She would have said, Hey, what do you think if
I still want to have kids, should I be willing
to throw away my shot at having or becoming a mom. No,
she didn't talk about any of that, so I actually
think because she chose not to speak about it, it's
not an issue.

Speaker 1 (09:50):
Okay, comments are starting to come in about this, and
encourage all of you all again. Go to Yahoo dot
com Life section. You'll see the article there. You can
see what other people starting to write in, and we
love and we encourage you to chime in as well
with your advice. But this robe seems so far we're

(10:11):
not going to get into it yet. Some of the
comments we've seen, but so much of a question of
simply taboo. It feels when there's an age gap in
a relationship, it's taboo for some reason. We accept it
to a certain degree when it's the man older than
the woman, but it's still this thing we haven't gotten

(10:32):
a good handle on yet. How love can look different.

Speaker 2 (10:36):
Yes, and I think a lot of it is. Look,
we're all different ages mentally. I really do believe that. Yes,
we have a physical age, Yes we know when we
all came into the world. But I think so many
of us have different energy ages, like significantly. And there
are older folks who have that youthful vitality, that younger spirit,

(10:56):
and they want to be around people younger than them
and that feels comfortable to them. And I get that.

• _Short problem A_
Can you return, unchanged, the listing from its first line through the line that contains "response-age: 8d ago", with both ends included?
The transcript and the listing have no connection to each other.

• _Element box listing_

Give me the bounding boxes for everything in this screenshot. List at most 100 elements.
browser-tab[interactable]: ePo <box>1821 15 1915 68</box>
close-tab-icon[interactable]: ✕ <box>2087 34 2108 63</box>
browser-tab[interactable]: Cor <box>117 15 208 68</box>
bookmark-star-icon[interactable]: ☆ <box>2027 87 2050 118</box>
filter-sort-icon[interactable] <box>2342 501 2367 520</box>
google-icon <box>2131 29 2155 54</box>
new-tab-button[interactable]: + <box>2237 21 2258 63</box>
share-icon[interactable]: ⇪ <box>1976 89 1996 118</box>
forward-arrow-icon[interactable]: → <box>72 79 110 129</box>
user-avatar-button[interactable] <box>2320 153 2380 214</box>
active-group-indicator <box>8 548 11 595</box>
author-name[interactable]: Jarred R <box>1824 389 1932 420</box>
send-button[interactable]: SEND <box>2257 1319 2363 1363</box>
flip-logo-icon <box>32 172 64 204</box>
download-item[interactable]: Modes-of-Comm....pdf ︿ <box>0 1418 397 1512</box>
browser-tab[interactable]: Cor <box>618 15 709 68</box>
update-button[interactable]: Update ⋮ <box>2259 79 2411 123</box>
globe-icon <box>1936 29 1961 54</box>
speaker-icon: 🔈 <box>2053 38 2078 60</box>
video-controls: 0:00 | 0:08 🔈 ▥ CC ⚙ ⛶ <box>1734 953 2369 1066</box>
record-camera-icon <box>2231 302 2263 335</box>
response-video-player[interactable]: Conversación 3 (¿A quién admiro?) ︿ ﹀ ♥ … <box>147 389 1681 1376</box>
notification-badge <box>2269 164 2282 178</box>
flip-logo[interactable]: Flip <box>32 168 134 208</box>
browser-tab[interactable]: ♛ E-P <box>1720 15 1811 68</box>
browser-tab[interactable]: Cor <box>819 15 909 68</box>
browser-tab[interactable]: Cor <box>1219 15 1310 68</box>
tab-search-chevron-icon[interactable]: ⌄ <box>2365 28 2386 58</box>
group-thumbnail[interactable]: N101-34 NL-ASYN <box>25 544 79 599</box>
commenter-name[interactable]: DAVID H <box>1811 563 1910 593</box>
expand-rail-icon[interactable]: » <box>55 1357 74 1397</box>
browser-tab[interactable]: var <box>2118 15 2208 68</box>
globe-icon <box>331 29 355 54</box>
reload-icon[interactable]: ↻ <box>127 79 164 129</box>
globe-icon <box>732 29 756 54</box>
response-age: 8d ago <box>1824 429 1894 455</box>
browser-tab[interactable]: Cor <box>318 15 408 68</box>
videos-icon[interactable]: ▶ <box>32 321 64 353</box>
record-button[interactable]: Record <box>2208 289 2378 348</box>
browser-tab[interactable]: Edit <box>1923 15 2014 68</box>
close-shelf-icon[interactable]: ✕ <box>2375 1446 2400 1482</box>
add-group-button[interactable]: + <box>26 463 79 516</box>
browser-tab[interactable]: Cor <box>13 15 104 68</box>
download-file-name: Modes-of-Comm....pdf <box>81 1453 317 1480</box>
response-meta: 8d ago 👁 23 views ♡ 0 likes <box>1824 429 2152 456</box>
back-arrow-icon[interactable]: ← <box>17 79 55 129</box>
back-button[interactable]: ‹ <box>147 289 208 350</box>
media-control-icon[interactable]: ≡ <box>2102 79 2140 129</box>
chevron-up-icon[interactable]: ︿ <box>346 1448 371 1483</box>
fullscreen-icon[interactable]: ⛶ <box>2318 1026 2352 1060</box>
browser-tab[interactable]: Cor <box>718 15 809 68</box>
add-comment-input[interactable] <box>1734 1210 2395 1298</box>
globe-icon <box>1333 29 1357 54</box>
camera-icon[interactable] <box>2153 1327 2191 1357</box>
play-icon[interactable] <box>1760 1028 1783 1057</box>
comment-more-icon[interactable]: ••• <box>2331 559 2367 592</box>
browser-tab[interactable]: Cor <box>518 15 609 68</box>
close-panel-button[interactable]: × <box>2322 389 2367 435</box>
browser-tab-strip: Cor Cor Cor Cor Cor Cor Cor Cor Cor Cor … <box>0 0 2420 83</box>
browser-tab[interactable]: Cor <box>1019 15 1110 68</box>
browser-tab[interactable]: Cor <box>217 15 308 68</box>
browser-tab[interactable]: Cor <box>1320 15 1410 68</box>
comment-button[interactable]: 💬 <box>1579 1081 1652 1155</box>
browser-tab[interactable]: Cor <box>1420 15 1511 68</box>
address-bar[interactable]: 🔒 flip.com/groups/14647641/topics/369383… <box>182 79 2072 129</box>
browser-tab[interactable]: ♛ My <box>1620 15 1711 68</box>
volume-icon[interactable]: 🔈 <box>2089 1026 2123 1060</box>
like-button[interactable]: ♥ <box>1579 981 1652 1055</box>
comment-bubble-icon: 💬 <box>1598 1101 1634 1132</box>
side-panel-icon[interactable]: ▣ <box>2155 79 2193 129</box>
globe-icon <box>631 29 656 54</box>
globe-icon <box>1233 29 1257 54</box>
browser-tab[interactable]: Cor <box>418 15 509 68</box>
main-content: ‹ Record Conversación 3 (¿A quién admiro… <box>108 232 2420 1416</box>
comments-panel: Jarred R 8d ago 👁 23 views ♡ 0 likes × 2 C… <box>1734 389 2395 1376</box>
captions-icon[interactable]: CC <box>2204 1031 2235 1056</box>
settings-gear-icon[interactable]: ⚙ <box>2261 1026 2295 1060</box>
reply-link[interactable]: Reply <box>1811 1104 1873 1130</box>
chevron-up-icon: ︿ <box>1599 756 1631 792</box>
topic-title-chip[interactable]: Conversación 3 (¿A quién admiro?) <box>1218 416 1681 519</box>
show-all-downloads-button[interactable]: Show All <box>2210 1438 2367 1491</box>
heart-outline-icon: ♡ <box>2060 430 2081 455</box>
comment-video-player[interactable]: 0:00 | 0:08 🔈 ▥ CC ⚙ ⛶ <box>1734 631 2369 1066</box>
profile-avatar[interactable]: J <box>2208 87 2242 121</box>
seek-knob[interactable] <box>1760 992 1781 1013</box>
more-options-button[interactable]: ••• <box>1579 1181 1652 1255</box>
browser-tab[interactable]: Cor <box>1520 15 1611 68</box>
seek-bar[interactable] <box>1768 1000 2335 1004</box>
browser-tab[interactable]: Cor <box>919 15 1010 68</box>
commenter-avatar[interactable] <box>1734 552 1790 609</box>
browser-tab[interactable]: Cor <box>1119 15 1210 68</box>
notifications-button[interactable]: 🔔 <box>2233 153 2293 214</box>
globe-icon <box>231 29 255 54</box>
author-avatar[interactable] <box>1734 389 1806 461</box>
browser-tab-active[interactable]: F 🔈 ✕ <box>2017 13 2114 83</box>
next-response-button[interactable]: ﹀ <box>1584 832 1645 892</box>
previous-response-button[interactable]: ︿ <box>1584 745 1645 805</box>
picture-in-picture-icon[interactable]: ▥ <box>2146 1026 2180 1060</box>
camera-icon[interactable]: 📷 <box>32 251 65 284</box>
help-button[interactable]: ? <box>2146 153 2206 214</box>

• _Short problem B_
Would you retype the transcript word for word, starting with "She would have" and going on through "not an issue."?

• _Complete answer A_
Give me the bounding boxes for everything in this screenshot. List at most 100 elements.
browser-tab[interactable]: ePo <box>1821 15 1915 68</box>
close-tab-icon[interactable]: ✕ <box>2087 34 2108 63</box>
browser-tab[interactable]: Cor <box>117 15 208 68</box>
bookmark-star-icon[interactable]: ☆ <box>2027 87 2050 118</box>
filter-sort-icon[interactable] <box>2342 501 2367 520</box>
google-icon <box>2131 29 2155 54</box>
new-tab-button[interactable]: + <box>2237 21 2258 63</box>
share-icon[interactable]: ⇪ <box>1976 89 1996 118</box>
forward-arrow-icon[interactable]: → <box>72 79 110 129</box>
user-avatar-button[interactable] <box>2320 153 2380 214</box>
active-group-indicator <box>8 548 11 595</box>
author-name[interactable]: Jarred R <box>1824 389 1932 420</box>
send-button[interactable]: SEND <box>2257 1319 2363 1363</box>
flip-logo-icon <box>32 172 64 204</box>
download-item[interactable]: Modes-of-Comm....pdf ︿ <box>0 1418 397 1512</box>
browser-tab[interactable]: Cor <box>618 15 709 68</box>
update-button[interactable]: Update ⋮ <box>2259 79 2411 123</box>
globe-icon <box>1936 29 1961 54</box>
speaker-icon: 🔈 <box>2053 38 2078 60</box>
video-controls: 0:00 | 0:08 🔈 ▥ CC ⚙ ⛶ <box>1734 953 2369 1066</box>
record-camera-icon <box>2231 302 2263 335</box>
response-video-player[interactable]: Conversación 3 (¿A quién admiro?) ︿ ﹀ ♥ … <box>147 389 1681 1376</box>
notification-badge <box>2269 164 2282 178</box>
flip-logo[interactable]: Flip <box>32 168 134 208</box>
browser-tab[interactable]: ♛ E-P <box>1720 15 1811 68</box>
browser-tab[interactable]: Cor <box>819 15 909 68</box>
browser-tab[interactable]: Cor <box>1219 15 1310 68</box>
tab-search-chevron-icon[interactable]: ⌄ <box>2365 28 2386 58</box>
group-thumbnail[interactable]: N101-34 NL-ASYN <box>25 544 79 599</box>
commenter-name[interactable]: DAVID H <box>1811 563 1910 593</box>
expand-rail-icon[interactable]: » <box>55 1357 74 1397</box>
browser-tab[interactable]: var <box>2118 15 2208 68</box>
globe-icon <box>331 29 355 54</box>
reload-icon[interactable]: ↻ <box>127 79 164 129</box>
globe-icon <box>732 29 756 54</box>
response-age: 8d ago <box>1824 429 1894 455</box>

• _Complete answer B_
She would have said, Hey, what do you think if
I still want to have kids, should I be willing
to throw away my shot at having or becoming a mom. No,
she didn't talk about any of that, so I actually
think because she chose not to speak about it, it's
not an issue.